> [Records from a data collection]
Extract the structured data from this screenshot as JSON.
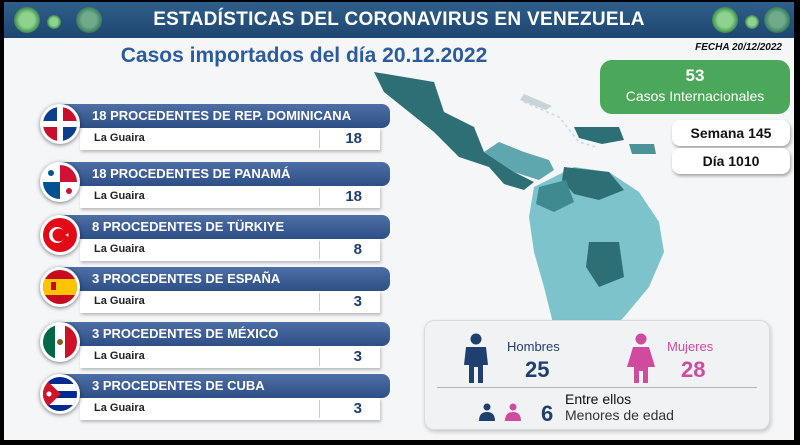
{
  "header": {
    "title": "ESTADÍSTICAS DEL CORONAVIRUS EN VENEZUELA"
  },
  "subtitle": "Casos importados del día 20.12.2022",
  "fecha": "FECHA 20/12/2022",
  "international": {
    "count": "53",
    "label": "Casos Internacionales"
  },
  "semana": "Semana 145",
  "dia": "Día 1010",
  "origins": [
    {
      "title": "18 PROCEDENTES DE REP. DOMINICANA",
      "city": "La Guaira",
      "count": "18",
      "flag": "dominican-republic-flag-icon"
    },
    {
      "title": "18 PROCEDENTES DE PANAMÁ",
      "city": "La Guaira",
      "count": "18",
      "flag": "panama-flag-icon"
    },
    {
      "title": "8 PROCEDENTES DE TÜRKIYE",
      "city": "La Guaira",
      "count": "8",
      "flag": "turkiye-flag-icon"
    },
    {
      "title": "3 PROCEDENTES DE ESPAÑA",
      "city": "La Guaira",
      "count": "3",
      "flag": "spain-flag-icon"
    },
    {
      "title": "3 PROCEDENTES DE MÉXICO",
      "city": "La Guaira",
      "count": "3",
      "flag": "mexico-flag-icon"
    },
    {
      "title": "3 PROCEDENTES DE CUBA",
      "city": "La Guaira",
      "count": "3",
      "flag": "cuba-flag-icon"
    }
  ],
  "gender": {
    "men_label": "Hombres",
    "men_count": "25",
    "women_label": "Mujeres",
    "women_count": "28",
    "entre": "Entre ellos",
    "minors_count": "6",
    "minors_label": "Menores de edad"
  },
  "colors": {
    "header": "#1e4670",
    "banner": "#3a5c92",
    "green": "#4ba85b",
    "men": "#1f3f6f",
    "women": "#d04aa0",
    "map_dark": "#2e6f75",
    "map_light": "#7dc3cc"
  }
}
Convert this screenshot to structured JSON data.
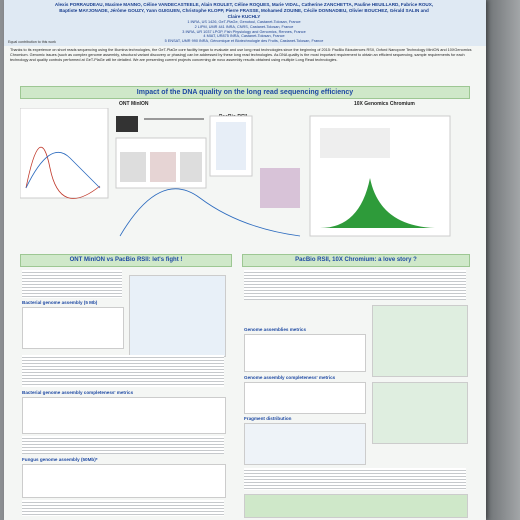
{
  "header": {
    "authors": "Alexis PORRAUDEAU, Maxime MANNO, Céline VANDECASTEELE, Alain ROULET, Céline ROQUES, Marie VIDAL, Catherine ZANCHETTA, Pauline HEUILLARD, Fabrice ROUX, Baptiste MAYJONADE, Jérôme GOUZY, Yann GUIGUEN, Christophe KLOPP, Pierre FRASSE, Mohamed ZOUINE, Cécile DONNADIEU, Olivier BOUCHEZ, Gérald SALIN and Claire KUCHLY",
    "affiliations": [
      "1 INRA, US 1426, GeT-PlaGe, Genotoul, Castanet-Tolosan, France",
      "2 LIPM, UMR 441 INRA, CNRS, Castanet-Tolosan, France",
      "3 INRA, UR 1037 LPGP, Fish Physiology and Genomics, Rennes, France",
      "4 MIAT, UR875 INRA, Castanet-Tolosan, France",
      "5 ENSAT, UMR 990 INRA, Génomique et Biotechnologie des Fruits, Castanet-Tolosan, France"
    ],
    "note": "Equal contribution to this work"
  },
  "intro": "Thanks to its experience on short reads sequencing using the Illumina technologies, the GeT-PlaGe core facility began to evaluate and use long read technologies since the beginning of 2015: PacBio Biosciences RSII, Oxford Nanopore Technology MinION and 10XGenomics Chromium. Genomic issues (such as complex genome assembly, structural variant discovery or phasing) can be addressed by these long read technologies. As DNA quality is the most important requirement to obtain an efficient sequencing, sample requirements for each technology and quality controls performed at GeT-PlaGe will be detailed. We are presenting current projects concerning de novo assembly results obtained using multiple Long Read technologies.",
  "top_section": {
    "title": "Impact of the DNA quality on the long read sequencing efficiency",
    "panels": [
      "ONT MinION",
      "PacBio RSII",
      "10X Genomics Chromium"
    ]
  },
  "left_section": {
    "title": "ONT MinION vs PacBio RSII: let's fight !",
    "subtitles": [
      "Bacterial genome assembly (5 Mb)",
      "Bacterial genome assembly completeness' metrics",
      "Fungus genome assembly (50Mb)*"
    ]
  },
  "right_section": {
    "title": "PacBio RSII, 10X Chromium: a love story ?",
    "subtitles": [
      "Genome assemblies metrics",
      "Genome assembly completeness' metrics",
      "Fragment distribution"
    ]
  }
}
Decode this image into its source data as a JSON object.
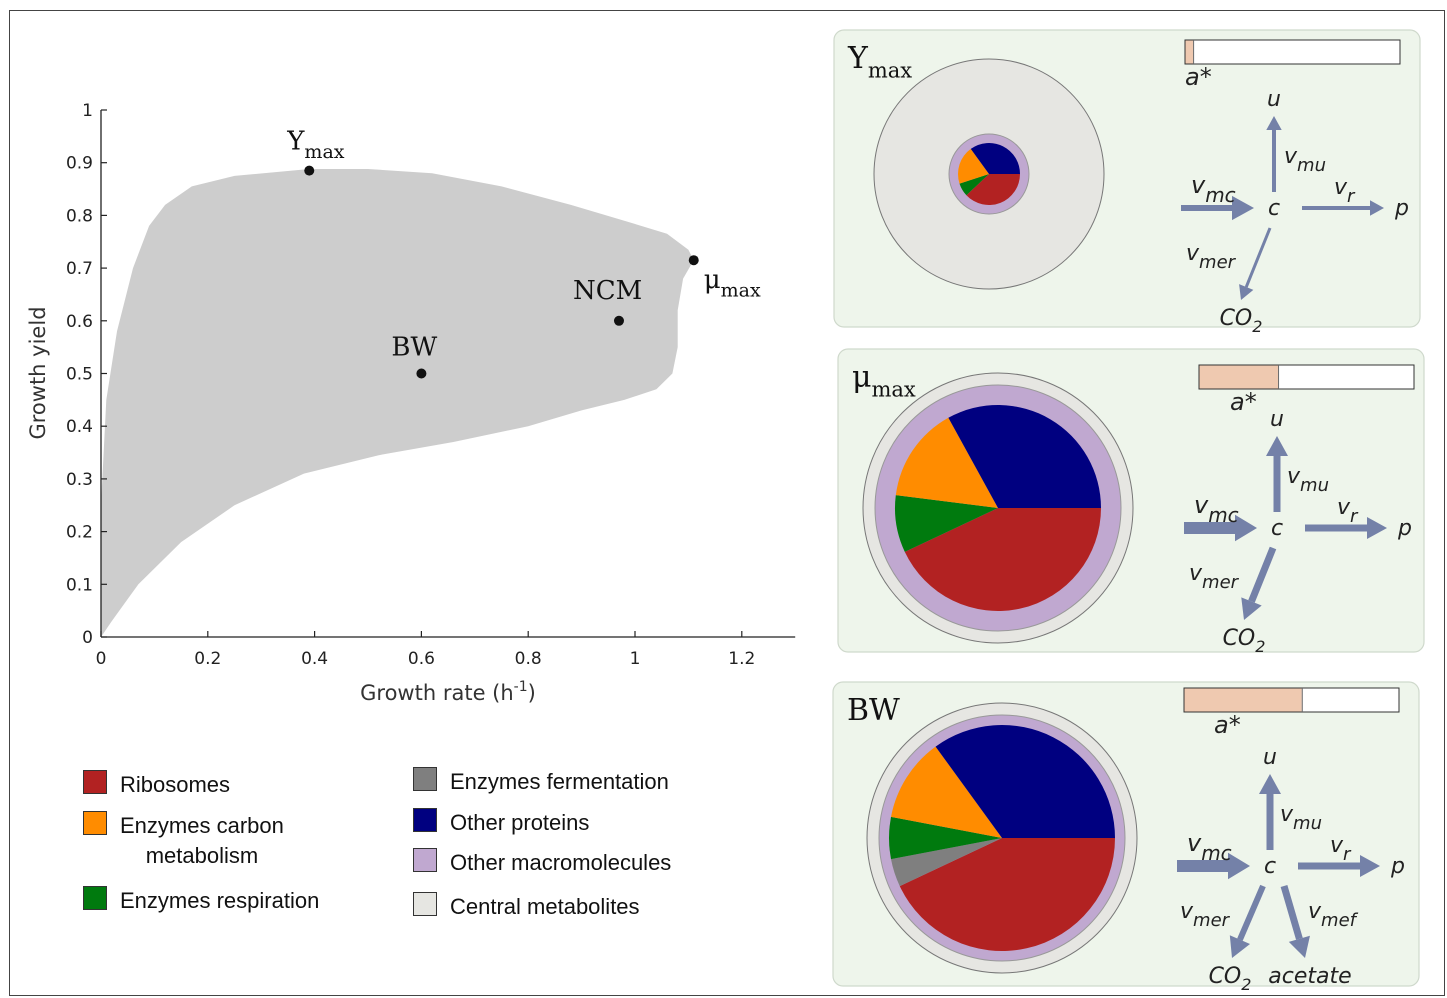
{
  "chart_data": {
    "type": "scatter",
    "xlabel": "Growth rate (h",
    "xlabel_exponent": "-1",
    "xlabel_close": ")",
    "ylabel": "Growth yield",
    "xlim": [
      0,
      1.3
    ],
    "ylim": [
      0,
      1
    ],
    "xticks": [
      "0",
      "0.2",
      "0.4",
      "0.6",
      "0.8",
      "1",
      "1.2"
    ],
    "yticks": [
      "0",
      "0.1",
      "0.2",
      "0.3",
      "0.4",
      "0.5",
      "0.6",
      "0.7",
      "0.8",
      "0.9",
      "1"
    ],
    "points": [
      {
        "label": "Y",
        "sub": "max",
        "x": 0.39,
        "y": 0.885
      },
      {
        "label": "μ",
        "sub": "max",
        "x": 1.11,
        "y": 0.715
      },
      {
        "label": "NCM",
        "sub": "",
        "x": 0.97,
        "y": 0.6
      },
      {
        "label": "BW",
        "sub": "",
        "x": 0.6,
        "y": 0.5
      }
    ],
    "feasible_region_boundary": [
      [
        0.0,
        0.0
      ],
      [
        0.0,
        0.25
      ],
      [
        0.01,
        0.45
      ],
      [
        0.03,
        0.58
      ],
      [
        0.06,
        0.7
      ],
      [
        0.09,
        0.78
      ],
      [
        0.12,
        0.82
      ],
      [
        0.17,
        0.855
      ],
      [
        0.25,
        0.875
      ],
      [
        0.39,
        0.888
      ],
      [
        0.5,
        0.888
      ],
      [
        0.62,
        0.88
      ],
      [
        0.75,
        0.855
      ],
      [
        0.88,
        0.82
      ],
      [
        0.98,
        0.79
      ],
      [
        1.06,
        0.765
      ],
      [
        1.1,
        0.735
      ],
      [
        1.11,
        0.715
      ],
      [
        1.09,
        0.68
      ],
      [
        1.08,
        0.62
      ],
      [
        1.08,
        0.55
      ],
      [
        1.07,
        0.5
      ],
      [
        1.04,
        0.47
      ],
      [
        0.98,
        0.45
      ],
      [
        0.9,
        0.43
      ],
      [
        0.8,
        0.4
      ],
      [
        0.66,
        0.37
      ],
      [
        0.52,
        0.345
      ],
      [
        0.38,
        0.31
      ],
      [
        0.25,
        0.25
      ],
      [
        0.15,
        0.18
      ],
      [
        0.07,
        0.1
      ],
      [
        0.02,
        0.03
      ],
      [
        0.0,
        0.0
      ]
    ],
    "colors": {
      "region": "#cdcdcd",
      "point": "#111111"
    }
  },
  "legend": [
    {
      "label": "Ribosomes",
      "color": "#b22222"
    },
    {
      "label": "Enzymes carbon",
      "label2": "metabolism",
      "color": "#ff8c00"
    },
    {
      "label": "Enzymes respiration",
      "color": "#007a0e"
    },
    {
      "label": "Enzymes fermentation",
      "color": "#7f7f7f"
    },
    {
      "label": "Other proteins",
      "color": "#000080"
    },
    {
      "label": "Other macromolecules",
      "color": "#c0a8d0"
    },
    {
      "label": "Central metabolites",
      "color": "#e6e6e2"
    }
  ],
  "panels": [
    {
      "title": "Y",
      "title_sub": "max",
      "a_star_label": "a*",
      "a_star_fraction": 0.04,
      "pie": [
        {
          "name": "Ribosomes",
          "fraction": 0.38,
          "color": "#b22222"
        },
        {
          "name": "Enzymes respiration",
          "fraction": 0.07,
          "color": "#007a0e"
        },
        {
          "name": "Enzymes carbon metabolism",
          "fraction": 0.2,
          "color": "#ff8c00"
        },
        {
          "name": "Other proteins",
          "fraction": 0.35,
          "color": "#000080"
        }
      ],
      "flux_labels": {
        "mc": "v",
        "mc_sub": "mc",
        "mu": "v",
        "mu_sub": "mu",
        "r": "v",
        "r_sub": "r",
        "mer": "v",
        "mer_sub": "mer",
        "u": "u",
        "c": "c",
        "p": "p",
        "co2": "CO",
        "co2_sub": "2"
      }
    },
    {
      "title": "μ",
      "title_sub": "max",
      "a_star_label": "a*",
      "a_star_fraction": 0.37,
      "pie": [
        {
          "name": "Ribosomes",
          "fraction": 0.43,
          "color": "#b22222"
        },
        {
          "name": "Enzymes respiration",
          "fraction": 0.09,
          "color": "#007a0e"
        },
        {
          "name": "Enzymes carbon metabolism",
          "fraction": 0.15,
          "color": "#ff8c00"
        },
        {
          "name": "Other proteins",
          "fraction": 0.33,
          "color": "#000080"
        }
      ],
      "flux_labels": {
        "mc": "v",
        "mc_sub": "mc",
        "mu": "v",
        "mu_sub": "mu",
        "r": "v",
        "r_sub": "r",
        "mer": "v",
        "mer_sub": "mer",
        "u": "u",
        "c": "c",
        "p": "p",
        "co2": "CO",
        "co2_sub": "2"
      }
    },
    {
      "title": "BW",
      "title_sub": "",
      "a_star_label": "a*",
      "a_star_fraction": 0.55,
      "pie": [
        {
          "name": "Ribosomes",
          "fraction": 0.43,
          "color": "#b22222"
        },
        {
          "name": "Enzymes fermentation",
          "fraction": 0.04,
          "color": "#7f7f7f"
        },
        {
          "name": "Enzymes respiration",
          "fraction": 0.06,
          "color": "#007a0e"
        },
        {
          "name": "Enzymes carbon metabolism",
          "fraction": 0.12,
          "color": "#ff8c00"
        },
        {
          "name": "Other proteins",
          "fraction": 0.35,
          "color": "#000080"
        }
      ],
      "flux_labels": {
        "mc": "v",
        "mc_sub": "mc",
        "mu": "v",
        "mu_sub": "mu",
        "r": "v",
        "r_sub": "r",
        "mer": "v",
        "mer_sub": "mer",
        "mef": "v",
        "mef_sub": "mef",
        "u": "u",
        "c": "c",
        "p": "p",
        "co2": "CO",
        "co2_sub": "2",
        "acetate": "acetate"
      }
    }
  ],
  "colors": {
    "panel_bg": "#eef5eb",
    "panel_border": "#cfd9cc",
    "arrow": "#7481a8",
    "bar_fill": "#efc9b0",
    "metabolites": "#e6e6e2",
    "macromolecules": "#c0a8d0"
  }
}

> [Exercise aim] Look through the entries above and report each line where the string "INRA" occurs.

> [Solved exercise]
      "1 INRA, US 1426, GeT-PlaGe, Genotoul, Castanet-Tolosan, France",
      "2 LIPM, UMR 441 INRA, CNRS, Castanet-Tolosan, France",
      "3 INRA, UR 1037 LPGP, Fish Physiology and Genomics, Rennes, France",
      "4 MIAT, UR875 INRA, Castanet-Tolosan, France",
      "5 ENSAT, UMR 990 INRA, Génomique et Biotechnologie des Fruits, Castanet-Tolosan, France"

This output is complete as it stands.